What to produce
Set the data down again, exactly as it reads, but without the pictures.

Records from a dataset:

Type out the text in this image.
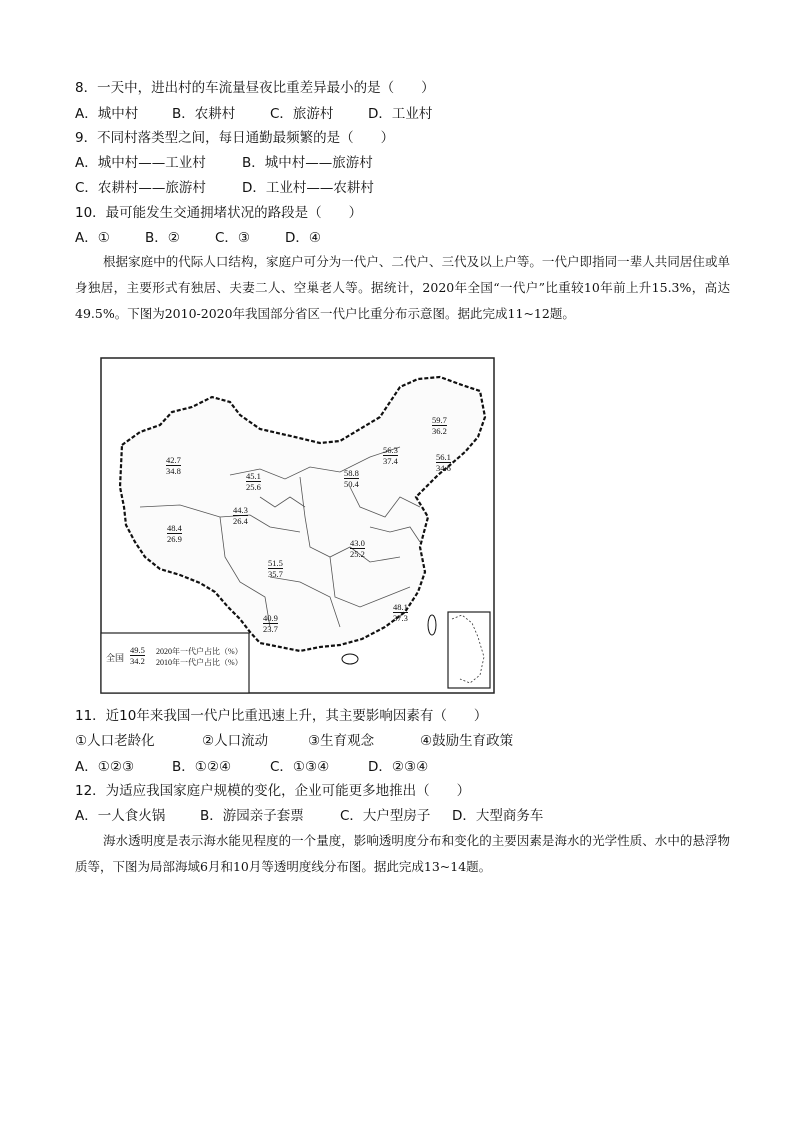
8．一天中，进出村的车流量昼夜比重差异最小的是（　　）
A．城中村	B．农耕村	C．旅游村	D．工业村
9．不同村落类型之间，每日通勤最频繁的是（　　）
A．城中村——工业村	B．城中村——旅游村
C．农耕村——旅游村	D．工业村——农耕村
10．最可能发生交通拥堵状况的路段是（　　）
A．①	B．②	C．③	D．④
根据家庭中的代际人口结构，家庭户可分为一代户、二代户、三代及以上户等。一代户即指同一辈人共同居住或单身独居，主要形式有独居、夫妻二人、空巢老人等。据统计，2020年全国“一代户”比重较10年前上升15.3%，高达49.5%。下图为2010-2020年我国部分省区一代户比重分布示意图。据此完成11~12题。
59.7
36.2
56.3
37.4	56.1
34.6
42.7
34.8	45.1
25.6
58.8
50.4
44.3
26.4
48.4
26.9	43.0
25.2
51.5
35.7
48.1
37.3
40.9
23.7
全国
49.5
34.2
2020年一代户占比（%）
2010年一代户占比（%）
11．近10年来我国一代户比重迅速上升，其主要影响因素有（　　）
①人口老龄化	②人口流动	③生育观念	④鼓励生育政策
A．①②③	B．①②④	C．①③④	D．②③④
12．为适应我国家庭户规模的变化，企业可能更多地推出（　　）
A．一人食火锅	B．游园亲子套票	C．大户型房子 D．大型商务车
海水透明度是表示海水能见程度的一个量度，影响透明度分布和变化的主要因素是海水的光学性质、水中的悬浮物质等，下图为局部海域6月和10月等透明度线分布图。据此完成13~14题。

Problem solution
Type out the text in this image.
8．一天中，进出村的车流量昼夜比重差异最小的是（　　）
A．城中村	B．农耕村	C．旅游村	D．工业村
9．不同村落类型之间，每日通勤最频繁的是（　　）
A．城中村——工业村	B．城中村——旅游村
C．农耕村——旅游村	D．工业村——农耕村
10．最可能发生交通拥堵状况的路段是（　　）
A．①	B．②	C．③	D．④
根据家庭中的代际人口结构，家庭户可分为一代户、二代户、三代及以上户等。一代户即指同一辈人共同居住或单身独居，主要形式有独居、夫妻二人、空巢老人等。据统计，2020年全国“一代户”比重较10年前上升15.3%，高达49.5%。下图为2010-2020年我国部分省区一代户比重分布示意图。据此完成11~12题。
59.7
36.2
56.3
37.4	56.1
34.6
42.7
34.8	45.1
25.6
58.8
50.4
44.3
26.4
48.4
26.9	43.0
25.2
51.5
35.7
48.1
37.3
40.9
23.7
全国
49.5
34.2
2020年一代户占比（%）
2010年一代户占比（%）
11．近10年来我国一代户比重迅速上升，其主要影响因素有（　　）
①人口老龄化	②人口流动	③生育观念	④鼓励生育政策
A．①②③	B．①②④	C．①③④	D．②③④
12．为适应我国家庭户规模的变化，企业可能更多地推出（　　）
A．一人食火锅	B．游园亲子套票	C．大户型房子 D．大型商务车
海水透明度是表示海水能见程度的一个量度，影响透明度分布和变化的主要因素是海水的光学性质、水中的悬浮物质等，下图为局部海域6月和10月等透明度线分布图。据此完成13~14题。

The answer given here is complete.